***** Given data

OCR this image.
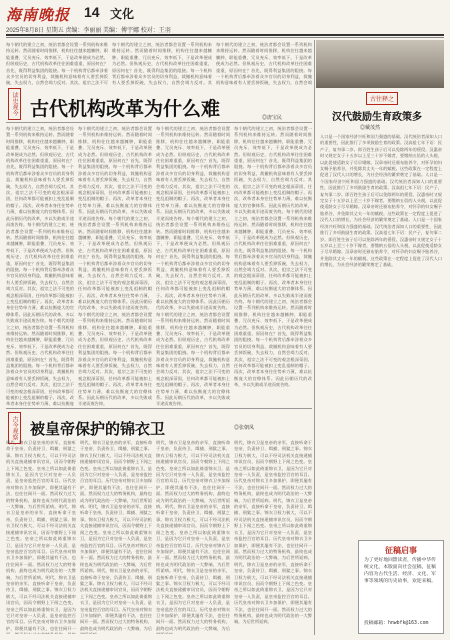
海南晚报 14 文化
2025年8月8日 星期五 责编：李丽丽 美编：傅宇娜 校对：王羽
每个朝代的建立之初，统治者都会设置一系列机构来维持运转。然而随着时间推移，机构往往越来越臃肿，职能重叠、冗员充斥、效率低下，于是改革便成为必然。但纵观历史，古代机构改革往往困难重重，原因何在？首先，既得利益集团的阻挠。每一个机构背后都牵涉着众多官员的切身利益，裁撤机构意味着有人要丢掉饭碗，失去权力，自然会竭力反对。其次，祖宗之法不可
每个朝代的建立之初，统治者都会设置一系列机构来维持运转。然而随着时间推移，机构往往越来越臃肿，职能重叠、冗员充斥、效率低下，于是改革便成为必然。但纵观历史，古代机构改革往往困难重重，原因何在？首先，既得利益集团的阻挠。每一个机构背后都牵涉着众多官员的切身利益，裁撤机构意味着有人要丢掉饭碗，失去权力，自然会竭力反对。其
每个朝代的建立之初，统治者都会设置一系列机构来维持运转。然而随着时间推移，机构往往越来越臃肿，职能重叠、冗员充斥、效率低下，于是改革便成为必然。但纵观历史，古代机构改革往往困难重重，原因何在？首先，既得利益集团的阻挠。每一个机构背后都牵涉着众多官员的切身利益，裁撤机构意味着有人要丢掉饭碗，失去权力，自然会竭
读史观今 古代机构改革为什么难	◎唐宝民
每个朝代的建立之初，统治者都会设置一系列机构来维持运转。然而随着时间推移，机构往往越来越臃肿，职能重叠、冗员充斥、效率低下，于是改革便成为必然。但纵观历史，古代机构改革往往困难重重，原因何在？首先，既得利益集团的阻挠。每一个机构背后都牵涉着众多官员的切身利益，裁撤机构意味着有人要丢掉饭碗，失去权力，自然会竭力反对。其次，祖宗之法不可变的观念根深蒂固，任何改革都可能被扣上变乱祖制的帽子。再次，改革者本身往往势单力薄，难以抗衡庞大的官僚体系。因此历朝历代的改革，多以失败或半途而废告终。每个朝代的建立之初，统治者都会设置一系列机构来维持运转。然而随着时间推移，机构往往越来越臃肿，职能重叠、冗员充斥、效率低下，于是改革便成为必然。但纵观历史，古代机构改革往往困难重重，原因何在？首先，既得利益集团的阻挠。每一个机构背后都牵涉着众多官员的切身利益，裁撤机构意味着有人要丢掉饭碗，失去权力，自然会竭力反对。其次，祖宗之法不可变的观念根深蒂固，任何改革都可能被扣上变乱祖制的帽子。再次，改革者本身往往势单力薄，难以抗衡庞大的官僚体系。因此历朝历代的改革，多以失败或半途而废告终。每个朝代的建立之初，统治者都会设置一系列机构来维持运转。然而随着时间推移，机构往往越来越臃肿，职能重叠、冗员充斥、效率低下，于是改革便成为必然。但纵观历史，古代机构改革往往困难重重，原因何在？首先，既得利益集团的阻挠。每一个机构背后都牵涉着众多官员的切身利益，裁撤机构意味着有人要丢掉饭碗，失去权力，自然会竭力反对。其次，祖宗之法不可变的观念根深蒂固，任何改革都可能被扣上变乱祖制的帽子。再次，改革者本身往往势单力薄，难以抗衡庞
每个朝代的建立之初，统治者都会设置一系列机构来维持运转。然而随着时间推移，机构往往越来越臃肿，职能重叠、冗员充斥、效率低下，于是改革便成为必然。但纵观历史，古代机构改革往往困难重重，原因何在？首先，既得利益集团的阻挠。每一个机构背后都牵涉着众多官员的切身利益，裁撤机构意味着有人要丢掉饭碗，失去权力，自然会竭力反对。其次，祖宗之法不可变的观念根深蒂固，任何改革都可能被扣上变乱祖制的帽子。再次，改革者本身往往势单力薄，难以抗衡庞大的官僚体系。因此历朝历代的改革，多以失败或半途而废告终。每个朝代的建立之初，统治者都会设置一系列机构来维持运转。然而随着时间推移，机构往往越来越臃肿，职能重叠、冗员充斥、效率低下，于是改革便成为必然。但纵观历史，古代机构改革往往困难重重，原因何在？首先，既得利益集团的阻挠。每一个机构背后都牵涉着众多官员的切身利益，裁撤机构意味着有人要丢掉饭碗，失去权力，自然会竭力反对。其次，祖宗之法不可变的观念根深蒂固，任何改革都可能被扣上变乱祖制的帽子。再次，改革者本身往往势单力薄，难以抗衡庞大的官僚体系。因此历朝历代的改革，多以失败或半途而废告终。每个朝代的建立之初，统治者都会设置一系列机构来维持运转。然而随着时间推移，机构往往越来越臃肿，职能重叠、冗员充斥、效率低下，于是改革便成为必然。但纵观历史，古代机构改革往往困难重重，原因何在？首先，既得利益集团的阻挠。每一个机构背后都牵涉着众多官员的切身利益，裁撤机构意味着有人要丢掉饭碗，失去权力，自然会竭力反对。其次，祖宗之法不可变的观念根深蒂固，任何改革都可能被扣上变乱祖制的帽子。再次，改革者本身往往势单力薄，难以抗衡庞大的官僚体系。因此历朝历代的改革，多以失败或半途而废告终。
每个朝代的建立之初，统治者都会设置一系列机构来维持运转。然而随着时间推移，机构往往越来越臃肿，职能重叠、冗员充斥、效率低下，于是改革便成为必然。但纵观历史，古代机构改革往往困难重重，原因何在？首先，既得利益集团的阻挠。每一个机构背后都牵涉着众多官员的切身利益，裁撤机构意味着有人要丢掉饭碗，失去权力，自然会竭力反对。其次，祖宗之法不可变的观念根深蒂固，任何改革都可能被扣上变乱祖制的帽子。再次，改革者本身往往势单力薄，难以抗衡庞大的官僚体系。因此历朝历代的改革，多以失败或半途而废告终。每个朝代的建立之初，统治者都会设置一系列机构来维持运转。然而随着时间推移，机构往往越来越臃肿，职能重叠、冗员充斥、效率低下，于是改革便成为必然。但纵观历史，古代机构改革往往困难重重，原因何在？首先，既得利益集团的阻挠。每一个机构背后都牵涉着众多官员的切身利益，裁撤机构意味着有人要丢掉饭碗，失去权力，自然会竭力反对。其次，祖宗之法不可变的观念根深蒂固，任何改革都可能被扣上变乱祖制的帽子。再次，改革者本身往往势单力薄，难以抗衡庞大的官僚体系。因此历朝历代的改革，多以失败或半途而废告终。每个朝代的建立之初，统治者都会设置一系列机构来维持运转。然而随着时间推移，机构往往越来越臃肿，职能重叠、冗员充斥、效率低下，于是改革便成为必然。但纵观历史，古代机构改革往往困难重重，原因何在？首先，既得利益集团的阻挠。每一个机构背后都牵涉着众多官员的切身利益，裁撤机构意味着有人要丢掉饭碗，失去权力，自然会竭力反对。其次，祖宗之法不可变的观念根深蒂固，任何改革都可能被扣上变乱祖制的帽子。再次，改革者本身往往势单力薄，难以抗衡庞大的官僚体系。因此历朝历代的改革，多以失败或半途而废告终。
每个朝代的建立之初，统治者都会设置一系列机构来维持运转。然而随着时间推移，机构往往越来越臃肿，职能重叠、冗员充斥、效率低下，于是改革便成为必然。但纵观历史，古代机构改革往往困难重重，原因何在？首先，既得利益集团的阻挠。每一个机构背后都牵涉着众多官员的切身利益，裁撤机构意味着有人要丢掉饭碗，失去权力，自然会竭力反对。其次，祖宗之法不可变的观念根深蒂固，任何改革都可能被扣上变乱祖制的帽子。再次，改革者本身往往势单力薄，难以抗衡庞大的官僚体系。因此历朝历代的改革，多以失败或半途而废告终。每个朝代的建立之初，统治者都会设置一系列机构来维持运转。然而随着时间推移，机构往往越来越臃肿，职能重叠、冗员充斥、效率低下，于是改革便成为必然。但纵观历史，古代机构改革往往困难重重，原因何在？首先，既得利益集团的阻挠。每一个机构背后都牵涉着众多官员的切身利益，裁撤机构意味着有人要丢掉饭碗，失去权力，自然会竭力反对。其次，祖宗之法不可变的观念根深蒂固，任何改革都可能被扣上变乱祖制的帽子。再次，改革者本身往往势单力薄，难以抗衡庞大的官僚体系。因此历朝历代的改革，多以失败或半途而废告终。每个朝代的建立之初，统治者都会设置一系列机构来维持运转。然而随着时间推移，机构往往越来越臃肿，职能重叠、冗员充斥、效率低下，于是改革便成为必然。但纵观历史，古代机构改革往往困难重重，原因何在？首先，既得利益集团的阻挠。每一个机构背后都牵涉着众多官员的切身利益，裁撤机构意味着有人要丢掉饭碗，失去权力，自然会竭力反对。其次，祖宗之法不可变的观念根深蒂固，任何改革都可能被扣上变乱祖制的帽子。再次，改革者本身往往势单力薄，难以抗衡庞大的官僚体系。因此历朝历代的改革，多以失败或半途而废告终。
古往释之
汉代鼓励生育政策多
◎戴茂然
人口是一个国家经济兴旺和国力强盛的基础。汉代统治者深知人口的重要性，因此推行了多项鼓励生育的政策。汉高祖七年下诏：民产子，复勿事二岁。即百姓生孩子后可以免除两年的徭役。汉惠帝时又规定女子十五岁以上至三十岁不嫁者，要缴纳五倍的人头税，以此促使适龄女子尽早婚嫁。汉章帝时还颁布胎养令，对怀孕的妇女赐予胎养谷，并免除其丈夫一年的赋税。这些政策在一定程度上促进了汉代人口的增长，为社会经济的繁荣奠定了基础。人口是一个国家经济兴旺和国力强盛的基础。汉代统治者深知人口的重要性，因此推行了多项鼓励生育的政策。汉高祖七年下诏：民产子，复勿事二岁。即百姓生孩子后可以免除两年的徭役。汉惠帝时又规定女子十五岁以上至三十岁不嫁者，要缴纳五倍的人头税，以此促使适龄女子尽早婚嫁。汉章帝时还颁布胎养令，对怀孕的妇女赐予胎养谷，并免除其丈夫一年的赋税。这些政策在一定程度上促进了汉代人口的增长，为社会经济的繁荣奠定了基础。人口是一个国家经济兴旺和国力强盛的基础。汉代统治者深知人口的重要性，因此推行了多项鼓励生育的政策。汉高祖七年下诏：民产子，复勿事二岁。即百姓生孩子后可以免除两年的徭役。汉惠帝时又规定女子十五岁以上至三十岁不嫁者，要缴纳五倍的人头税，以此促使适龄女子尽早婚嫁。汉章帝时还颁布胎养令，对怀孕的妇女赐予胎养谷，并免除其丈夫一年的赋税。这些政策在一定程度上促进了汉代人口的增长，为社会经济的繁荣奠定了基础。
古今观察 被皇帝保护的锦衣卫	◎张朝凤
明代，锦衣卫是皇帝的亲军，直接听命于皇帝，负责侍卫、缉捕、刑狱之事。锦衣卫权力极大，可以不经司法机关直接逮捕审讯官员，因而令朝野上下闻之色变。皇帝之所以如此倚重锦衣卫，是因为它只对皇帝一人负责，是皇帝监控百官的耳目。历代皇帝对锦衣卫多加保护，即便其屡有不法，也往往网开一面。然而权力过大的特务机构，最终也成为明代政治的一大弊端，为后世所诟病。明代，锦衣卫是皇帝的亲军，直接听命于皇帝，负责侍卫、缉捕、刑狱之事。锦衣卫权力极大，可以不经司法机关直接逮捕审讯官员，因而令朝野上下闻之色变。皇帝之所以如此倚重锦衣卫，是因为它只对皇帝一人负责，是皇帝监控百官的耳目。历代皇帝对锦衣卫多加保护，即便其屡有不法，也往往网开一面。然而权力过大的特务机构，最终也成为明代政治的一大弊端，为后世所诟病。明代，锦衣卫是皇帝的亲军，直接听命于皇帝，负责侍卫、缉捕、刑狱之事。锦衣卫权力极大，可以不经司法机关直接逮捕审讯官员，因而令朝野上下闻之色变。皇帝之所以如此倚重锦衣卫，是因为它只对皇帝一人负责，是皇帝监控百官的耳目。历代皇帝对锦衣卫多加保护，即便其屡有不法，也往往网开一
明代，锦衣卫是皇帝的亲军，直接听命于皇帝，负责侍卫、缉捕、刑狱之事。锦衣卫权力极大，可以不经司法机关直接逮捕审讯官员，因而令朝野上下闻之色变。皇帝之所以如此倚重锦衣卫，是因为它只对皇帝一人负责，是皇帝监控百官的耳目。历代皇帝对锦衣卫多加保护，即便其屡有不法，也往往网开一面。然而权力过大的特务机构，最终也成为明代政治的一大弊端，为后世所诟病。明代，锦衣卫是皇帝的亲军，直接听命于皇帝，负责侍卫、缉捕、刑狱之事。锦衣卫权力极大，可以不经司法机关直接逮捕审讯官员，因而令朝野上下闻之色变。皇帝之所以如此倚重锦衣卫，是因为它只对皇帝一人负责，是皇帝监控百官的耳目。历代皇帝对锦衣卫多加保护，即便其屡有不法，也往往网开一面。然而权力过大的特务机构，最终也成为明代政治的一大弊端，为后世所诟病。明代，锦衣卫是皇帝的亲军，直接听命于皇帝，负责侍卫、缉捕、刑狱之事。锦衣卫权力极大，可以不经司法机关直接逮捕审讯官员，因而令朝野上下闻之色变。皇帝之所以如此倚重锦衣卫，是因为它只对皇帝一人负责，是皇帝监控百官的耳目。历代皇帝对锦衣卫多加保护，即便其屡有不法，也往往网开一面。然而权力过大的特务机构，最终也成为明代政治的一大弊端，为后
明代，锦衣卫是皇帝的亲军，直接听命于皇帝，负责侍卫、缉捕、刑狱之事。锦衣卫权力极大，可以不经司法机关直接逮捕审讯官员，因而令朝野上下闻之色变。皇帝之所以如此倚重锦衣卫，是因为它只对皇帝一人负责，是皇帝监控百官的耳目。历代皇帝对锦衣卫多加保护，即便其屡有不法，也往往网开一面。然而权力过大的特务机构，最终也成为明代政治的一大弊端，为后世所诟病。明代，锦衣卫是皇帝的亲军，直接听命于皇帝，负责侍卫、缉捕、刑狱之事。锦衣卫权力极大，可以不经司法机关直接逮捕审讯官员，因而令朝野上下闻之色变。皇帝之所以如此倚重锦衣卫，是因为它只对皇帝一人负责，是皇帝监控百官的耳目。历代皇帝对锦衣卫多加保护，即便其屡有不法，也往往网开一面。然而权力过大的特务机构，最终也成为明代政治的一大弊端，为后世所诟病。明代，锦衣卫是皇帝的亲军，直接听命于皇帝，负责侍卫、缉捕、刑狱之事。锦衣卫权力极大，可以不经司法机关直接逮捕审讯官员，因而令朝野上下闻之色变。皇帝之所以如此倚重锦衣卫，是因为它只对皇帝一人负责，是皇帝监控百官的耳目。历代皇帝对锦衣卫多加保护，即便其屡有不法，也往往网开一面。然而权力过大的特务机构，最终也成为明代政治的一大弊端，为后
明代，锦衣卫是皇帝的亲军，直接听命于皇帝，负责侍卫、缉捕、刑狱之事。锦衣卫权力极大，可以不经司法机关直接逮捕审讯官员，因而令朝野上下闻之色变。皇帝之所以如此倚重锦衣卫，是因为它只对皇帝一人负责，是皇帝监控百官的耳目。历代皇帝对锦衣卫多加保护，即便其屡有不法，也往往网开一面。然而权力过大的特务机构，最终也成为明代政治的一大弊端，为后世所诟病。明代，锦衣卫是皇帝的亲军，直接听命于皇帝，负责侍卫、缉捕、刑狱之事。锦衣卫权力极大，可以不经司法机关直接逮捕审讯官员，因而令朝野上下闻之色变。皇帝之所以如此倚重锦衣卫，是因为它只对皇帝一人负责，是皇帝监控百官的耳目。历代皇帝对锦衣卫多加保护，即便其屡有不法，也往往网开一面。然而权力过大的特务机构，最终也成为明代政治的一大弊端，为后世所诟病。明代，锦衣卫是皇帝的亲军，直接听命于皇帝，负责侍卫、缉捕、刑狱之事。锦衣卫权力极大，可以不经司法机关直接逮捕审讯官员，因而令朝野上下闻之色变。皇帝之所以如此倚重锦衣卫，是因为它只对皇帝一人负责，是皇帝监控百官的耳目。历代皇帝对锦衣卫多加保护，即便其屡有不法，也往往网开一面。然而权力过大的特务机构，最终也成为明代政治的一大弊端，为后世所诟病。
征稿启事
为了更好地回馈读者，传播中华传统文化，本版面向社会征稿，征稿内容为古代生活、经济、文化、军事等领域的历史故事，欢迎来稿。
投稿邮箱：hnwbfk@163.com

**********

> _Required work_:
Copy out all lines above that include the string "然而权力过大的特务机构".

> _Solution below_:
明代，锦衣卫是皇帝的亲军，直接听命于皇帝，负责侍卫、缉捕、刑狱之事。锦衣卫权力极大，可以不经司法机关直接逮捕审讯官员，因而令朝野上下闻之色变。皇帝之所以如此倚重锦衣卫，是因为它只对皇帝一人负责，是皇帝监控百官的耳目。历代皇帝对锦衣卫多加保护，即便其屡有不法，也往往网开一面。然而权力过大的特务机构，最终也成为明代政治的一大弊端，为后世所诟病。明代，锦衣卫是皇帝的亲军，直接听命于皇帝，负责侍卫、缉捕、刑狱之事。锦衣卫权力极大，可以不经司法机关直接逮捕审讯官员，因而令朝野上下闻之色变。皇帝之所以如此倚重锦衣卫，是因为它只对皇帝一人负责，是皇帝监控百官的耳目。历代皇帝对锦衣卫多加保护，即便其屡有不法，也往往网开一面。然而权力过大的特务机构，最终也成为明代政治的一大弊端，为后世所诟病。明代，锦衣卫是皇帝的亲军，直接听命于皇帝，负责侍卫、缉捕、刑狱之事。锦衣卫权力极大，可以不经司法机关直接逮捕审讯官员，因而令朝野上下闻之色变。皇帝之所以如此倚重锦衣卫，是因为它只对皇帝一人负责，是皇帝监控百官的耳目。历代皇帝对锦衣卫多加保护，即便其屡有不法，也往往网开一
明代，锦衣卫是皇帝的亲军，直接听命于皇帝，负责侍卫、缉捕、刑狱之事。锦衣卫权力极大，可以不经司法机关直接逮捕审讯官员，因而令朝野上下闻之色变。皇帝之所以如此倚重锦衣卫，是因为它只对皇帝一人负责，是皇帝监控百官的耳目。历代皇帝对锦衣卫多加保护，即便其屡有不法，也往往网开一面。然而权力过大的特务机构，最终也成为明代政治的一大弊端，为后世所诟病。明代，锦衣卫是皇帝的亲军，直接听命于皇帝，负责侍卫、缉捕、刑狱之事。锦衣卫权力极大，可以不经司法机关直接逮捕审讯官员，因而令朝野上下闻之色变。皇帝之所以如此倚重锦衣卫，是因为它只对皇帝一人负责，是皇帝监控百官的耳目。历代皇帝对锦衣卫多加保护，即便其屡有不法，也往往网开一面。然而权力过大的特务机构，最终也成为明代政治的一大弊端，为后世所诟病。明代，锦衣卫是皇帝的亲军，直接听命于皇帝，负责侍卫、缉捕、刑狱之事。锦衣卫权力极大，可以不经司法机关直接逮捕审讯官员，因而令朝野上下闻之色变。皇帝之所以如此倚重锦衣卫，是因为它只对皇帝一人负责，是皇帝监控百官的耳目。历代皇帝对锦衣卫多加保护，即便其屡有不法，也往往网开一面。然而权力过大的特务机构，最终也成为明代政治的一大弊端，为后
明代，锦衣卫是皇帝的亲军，直接听命于皇帝，负责侍卫、缉捕、刑狱之事。锦衣卫权力极大，可以不经司法机关直接逮捕审讯官员，因而令朝野上下闻之色变。皇帝之所以如此倚重锦衣卫，是因为它只对皇帝一人负责，是皇帝监控百官的耳目。历代皇帝对锦衣卫多加保护，即便其屡有不法，也往往网开一面。然而权力过大的特务机构，最终也成为明代政治的一大弊端，为后世所诟病。明代，锦衣卫是皇帝的亲军，直接听命于皇帝，负责侍卫、缉捕、刑狱之事。锦衣卫权力极大，可以不经司法机关直接逮捕审讯官员，因而令朝野上下闻之色变。皇帝之所以如此倚重锦衣卫，是因为它只对皇帝一人负责，是皇帝监控百官的耳目。历代皇帝对锦衣卫多加保护，即便其屡有不法，也往往网开一面。然而权力过大的特务机构，最终也成为明代政治的一大弊端，为后世所诟病。明代，锦衣卫是皇帝的亲军，直接听命于皇帝，负责侍卫、缉捕、刑狱之事。锦衣卫权力极大，可以不经司法机关直接逮捕审讯官员，因而令朝野上下闻之色变。皇帝之所以如此倚重锦衣卫，是因为它只对皇帝一人负责，是皇帝监控百官的耳目。历代皇帝对锦衣卫多加保护，即便其屡有不法，也往往网开一面。然而权力过大的特务机构，最终也成为明代政治的一大弊端，为后
明代，锦衣卫是皇帝的亲军，直接听命于皇帝，负责侍卫、缉捕、刑狱之事。锦衣卫权力极大，可以不经司法机关直接逮捕审讯官员，因而令朝野上下闻之色变。皇帝之所以如此倚重锦衣卫，是因为它只对皇帝一人负责，是皇帝监控百官的耳目。历代皇帝对锦衣卫多加保护，即便其屡有不法，也往往网开一面。然而权力过大的特务机构，最终也成为明代政治的一大弊端，为后世所诟病。明代，锦衣卫是皇帝的亲军，直接听命于皇帝，负责侍卫、缉捕、刑狱之事。锦衣卫权力极大，可以不经司法机关直接逮捕审讯官员，因而令朝野上下闻之色变。皇帝之所以如此倚重锦衣卫，是因为它只对皇帝一人负责，是皇帝监控百官的耳目。历代皇帝对锦衣卫多加保护，即便其屡有不法，也往往网开一面。然而权力过大的特务机构，最终也成为明代政治的一大弊端，为后世所诟病。明代，锦衣卫是皇帝的亲军，直接听命于皇帝，负责侍卫、缉捕、刑狱之事。锦衣卫权力极大，可以不经司法机关直接逮捕审讯官员，因而令朝野上下闻之色变。皇帝之所以如此倚重锦衣卫，是因为它只对皇帝一人负责，是皇帝监控百官的耳目。历代皇帝对锦衣卫多加保护，即便其屡有不法，也往往网开一面。然而权力过大的特务机构，最终也成为明代政治的一大弊端，为后世所诟病。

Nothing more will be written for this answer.